(Records excerpted from a collection)
◇ ◇ ◇

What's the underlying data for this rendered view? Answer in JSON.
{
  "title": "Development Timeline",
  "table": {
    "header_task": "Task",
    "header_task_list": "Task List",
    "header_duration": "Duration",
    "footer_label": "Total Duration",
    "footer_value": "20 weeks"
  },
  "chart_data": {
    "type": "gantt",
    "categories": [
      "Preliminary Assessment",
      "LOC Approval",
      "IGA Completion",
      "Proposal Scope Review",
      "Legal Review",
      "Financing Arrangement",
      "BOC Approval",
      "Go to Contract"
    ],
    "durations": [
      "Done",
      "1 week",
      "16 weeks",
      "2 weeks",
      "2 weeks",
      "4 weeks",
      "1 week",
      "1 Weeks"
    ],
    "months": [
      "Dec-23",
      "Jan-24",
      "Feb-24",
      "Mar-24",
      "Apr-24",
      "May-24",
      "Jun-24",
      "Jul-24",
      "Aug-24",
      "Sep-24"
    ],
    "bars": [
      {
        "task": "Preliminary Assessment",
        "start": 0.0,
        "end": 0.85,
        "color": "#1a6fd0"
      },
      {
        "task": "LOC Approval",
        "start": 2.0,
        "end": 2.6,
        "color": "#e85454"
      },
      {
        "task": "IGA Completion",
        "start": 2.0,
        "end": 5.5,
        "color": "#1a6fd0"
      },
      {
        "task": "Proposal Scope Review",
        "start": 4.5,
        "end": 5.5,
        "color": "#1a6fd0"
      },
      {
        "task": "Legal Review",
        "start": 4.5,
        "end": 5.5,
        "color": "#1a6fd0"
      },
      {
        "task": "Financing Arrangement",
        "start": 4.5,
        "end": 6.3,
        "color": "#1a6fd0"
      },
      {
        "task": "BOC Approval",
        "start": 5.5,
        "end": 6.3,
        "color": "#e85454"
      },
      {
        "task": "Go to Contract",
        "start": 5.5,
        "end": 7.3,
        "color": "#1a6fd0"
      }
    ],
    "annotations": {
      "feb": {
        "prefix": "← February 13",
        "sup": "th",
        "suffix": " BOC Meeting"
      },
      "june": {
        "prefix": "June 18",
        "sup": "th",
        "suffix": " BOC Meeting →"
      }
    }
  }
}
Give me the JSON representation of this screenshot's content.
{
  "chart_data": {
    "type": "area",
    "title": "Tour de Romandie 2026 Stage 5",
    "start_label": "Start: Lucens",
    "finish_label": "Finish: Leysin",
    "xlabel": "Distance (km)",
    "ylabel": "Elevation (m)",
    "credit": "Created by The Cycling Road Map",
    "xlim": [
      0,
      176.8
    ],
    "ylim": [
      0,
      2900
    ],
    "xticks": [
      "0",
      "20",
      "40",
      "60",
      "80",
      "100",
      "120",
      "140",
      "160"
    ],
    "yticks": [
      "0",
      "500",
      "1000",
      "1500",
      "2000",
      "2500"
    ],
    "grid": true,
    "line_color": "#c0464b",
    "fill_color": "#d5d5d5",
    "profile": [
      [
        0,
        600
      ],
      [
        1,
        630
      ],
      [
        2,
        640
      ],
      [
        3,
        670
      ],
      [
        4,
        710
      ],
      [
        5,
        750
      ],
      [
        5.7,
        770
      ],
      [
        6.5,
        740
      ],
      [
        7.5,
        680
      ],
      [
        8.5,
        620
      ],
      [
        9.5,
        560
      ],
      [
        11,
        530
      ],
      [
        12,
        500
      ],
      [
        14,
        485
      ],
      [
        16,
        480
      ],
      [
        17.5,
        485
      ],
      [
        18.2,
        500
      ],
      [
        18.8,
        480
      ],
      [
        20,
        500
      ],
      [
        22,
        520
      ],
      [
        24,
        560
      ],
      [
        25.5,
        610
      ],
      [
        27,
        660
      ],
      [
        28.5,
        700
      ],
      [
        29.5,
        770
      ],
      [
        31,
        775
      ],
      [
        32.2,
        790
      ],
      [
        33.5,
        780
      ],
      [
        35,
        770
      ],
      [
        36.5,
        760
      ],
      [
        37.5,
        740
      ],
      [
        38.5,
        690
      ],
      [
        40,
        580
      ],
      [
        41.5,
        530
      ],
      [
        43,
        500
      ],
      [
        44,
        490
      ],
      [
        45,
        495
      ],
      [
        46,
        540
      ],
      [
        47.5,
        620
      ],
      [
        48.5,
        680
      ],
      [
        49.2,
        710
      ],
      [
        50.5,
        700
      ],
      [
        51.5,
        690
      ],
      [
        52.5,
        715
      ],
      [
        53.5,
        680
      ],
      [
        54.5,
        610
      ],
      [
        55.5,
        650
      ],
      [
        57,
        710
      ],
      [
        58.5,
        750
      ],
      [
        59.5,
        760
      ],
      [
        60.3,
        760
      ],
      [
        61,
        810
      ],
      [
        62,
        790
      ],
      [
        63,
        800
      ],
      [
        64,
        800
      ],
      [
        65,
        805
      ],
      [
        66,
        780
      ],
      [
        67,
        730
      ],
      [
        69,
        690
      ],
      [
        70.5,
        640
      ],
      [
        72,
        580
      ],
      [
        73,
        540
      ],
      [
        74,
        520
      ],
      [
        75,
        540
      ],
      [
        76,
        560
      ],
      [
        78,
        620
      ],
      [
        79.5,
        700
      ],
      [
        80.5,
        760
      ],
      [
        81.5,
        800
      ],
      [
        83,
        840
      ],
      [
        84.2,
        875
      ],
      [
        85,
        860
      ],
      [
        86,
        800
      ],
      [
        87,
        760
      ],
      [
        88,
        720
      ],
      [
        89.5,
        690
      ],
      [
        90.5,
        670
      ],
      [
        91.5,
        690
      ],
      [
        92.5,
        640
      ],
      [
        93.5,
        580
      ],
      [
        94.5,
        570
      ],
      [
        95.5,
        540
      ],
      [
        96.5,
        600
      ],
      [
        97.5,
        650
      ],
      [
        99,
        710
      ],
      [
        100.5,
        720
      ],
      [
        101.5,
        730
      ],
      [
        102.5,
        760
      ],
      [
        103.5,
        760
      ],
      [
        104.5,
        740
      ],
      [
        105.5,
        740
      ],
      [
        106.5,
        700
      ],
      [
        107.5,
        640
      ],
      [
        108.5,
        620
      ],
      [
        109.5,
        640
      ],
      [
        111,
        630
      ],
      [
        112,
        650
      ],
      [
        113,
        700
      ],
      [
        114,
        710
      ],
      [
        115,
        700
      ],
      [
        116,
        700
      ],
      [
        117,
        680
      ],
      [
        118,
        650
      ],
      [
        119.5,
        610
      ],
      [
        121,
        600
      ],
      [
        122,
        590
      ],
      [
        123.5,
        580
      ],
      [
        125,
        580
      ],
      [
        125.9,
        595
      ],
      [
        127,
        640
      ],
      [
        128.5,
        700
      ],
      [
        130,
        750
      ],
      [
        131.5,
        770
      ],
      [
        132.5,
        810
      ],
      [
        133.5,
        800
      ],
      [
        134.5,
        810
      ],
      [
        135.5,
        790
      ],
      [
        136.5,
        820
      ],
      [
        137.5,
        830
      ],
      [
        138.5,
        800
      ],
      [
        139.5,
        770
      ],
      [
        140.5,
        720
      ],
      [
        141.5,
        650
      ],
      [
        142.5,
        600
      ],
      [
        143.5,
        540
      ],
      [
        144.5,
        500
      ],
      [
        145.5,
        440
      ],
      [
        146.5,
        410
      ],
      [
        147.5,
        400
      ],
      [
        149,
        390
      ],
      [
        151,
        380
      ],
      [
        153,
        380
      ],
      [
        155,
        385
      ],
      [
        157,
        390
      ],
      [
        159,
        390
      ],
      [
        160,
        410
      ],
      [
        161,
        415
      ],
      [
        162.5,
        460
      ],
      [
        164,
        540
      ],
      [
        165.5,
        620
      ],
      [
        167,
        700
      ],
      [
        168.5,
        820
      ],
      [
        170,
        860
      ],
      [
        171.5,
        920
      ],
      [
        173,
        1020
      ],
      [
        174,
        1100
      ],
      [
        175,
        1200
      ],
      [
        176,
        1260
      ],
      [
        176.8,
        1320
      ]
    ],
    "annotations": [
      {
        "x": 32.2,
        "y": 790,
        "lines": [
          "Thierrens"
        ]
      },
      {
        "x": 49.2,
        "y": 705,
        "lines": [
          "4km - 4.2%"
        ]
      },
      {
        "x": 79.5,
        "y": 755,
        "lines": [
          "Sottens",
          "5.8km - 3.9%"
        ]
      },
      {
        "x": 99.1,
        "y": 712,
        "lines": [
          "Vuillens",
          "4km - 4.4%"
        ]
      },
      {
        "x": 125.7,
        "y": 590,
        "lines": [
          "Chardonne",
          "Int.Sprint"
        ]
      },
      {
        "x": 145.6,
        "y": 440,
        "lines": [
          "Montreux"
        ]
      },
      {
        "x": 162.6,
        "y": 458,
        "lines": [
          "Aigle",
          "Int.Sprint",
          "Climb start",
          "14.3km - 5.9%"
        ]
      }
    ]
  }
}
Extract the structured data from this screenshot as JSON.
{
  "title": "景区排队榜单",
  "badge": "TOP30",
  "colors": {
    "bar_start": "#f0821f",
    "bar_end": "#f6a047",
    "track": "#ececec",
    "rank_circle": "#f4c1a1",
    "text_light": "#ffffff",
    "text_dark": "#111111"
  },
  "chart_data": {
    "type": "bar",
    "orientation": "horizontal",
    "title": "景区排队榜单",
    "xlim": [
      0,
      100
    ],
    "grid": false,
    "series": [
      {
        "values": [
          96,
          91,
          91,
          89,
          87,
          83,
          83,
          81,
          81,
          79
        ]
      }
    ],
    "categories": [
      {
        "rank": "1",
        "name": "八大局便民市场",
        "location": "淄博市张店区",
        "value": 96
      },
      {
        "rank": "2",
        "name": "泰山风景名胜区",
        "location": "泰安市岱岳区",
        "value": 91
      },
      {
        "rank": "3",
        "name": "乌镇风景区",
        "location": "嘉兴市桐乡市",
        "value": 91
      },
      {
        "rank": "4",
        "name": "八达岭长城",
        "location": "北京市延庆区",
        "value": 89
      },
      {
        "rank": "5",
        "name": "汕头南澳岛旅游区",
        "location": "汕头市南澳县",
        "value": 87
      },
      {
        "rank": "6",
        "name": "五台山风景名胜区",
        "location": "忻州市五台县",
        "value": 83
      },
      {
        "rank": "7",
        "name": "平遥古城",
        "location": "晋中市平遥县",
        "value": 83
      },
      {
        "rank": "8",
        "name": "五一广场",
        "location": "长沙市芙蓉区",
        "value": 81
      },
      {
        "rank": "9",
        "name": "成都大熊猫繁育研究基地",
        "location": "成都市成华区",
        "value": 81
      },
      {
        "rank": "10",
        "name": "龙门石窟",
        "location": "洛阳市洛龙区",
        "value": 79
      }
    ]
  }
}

◇ ◇ ◇

§ REQUIRED TASK
Search the preceding listing for "this" and extract every line where it is found.

§ FULL SOLUTION
What's the underlying data for this rendered view? Answer in JSON.
Give me the JSON representation of this screenshot's content.
Extract the structured data from this screenshot as JSON.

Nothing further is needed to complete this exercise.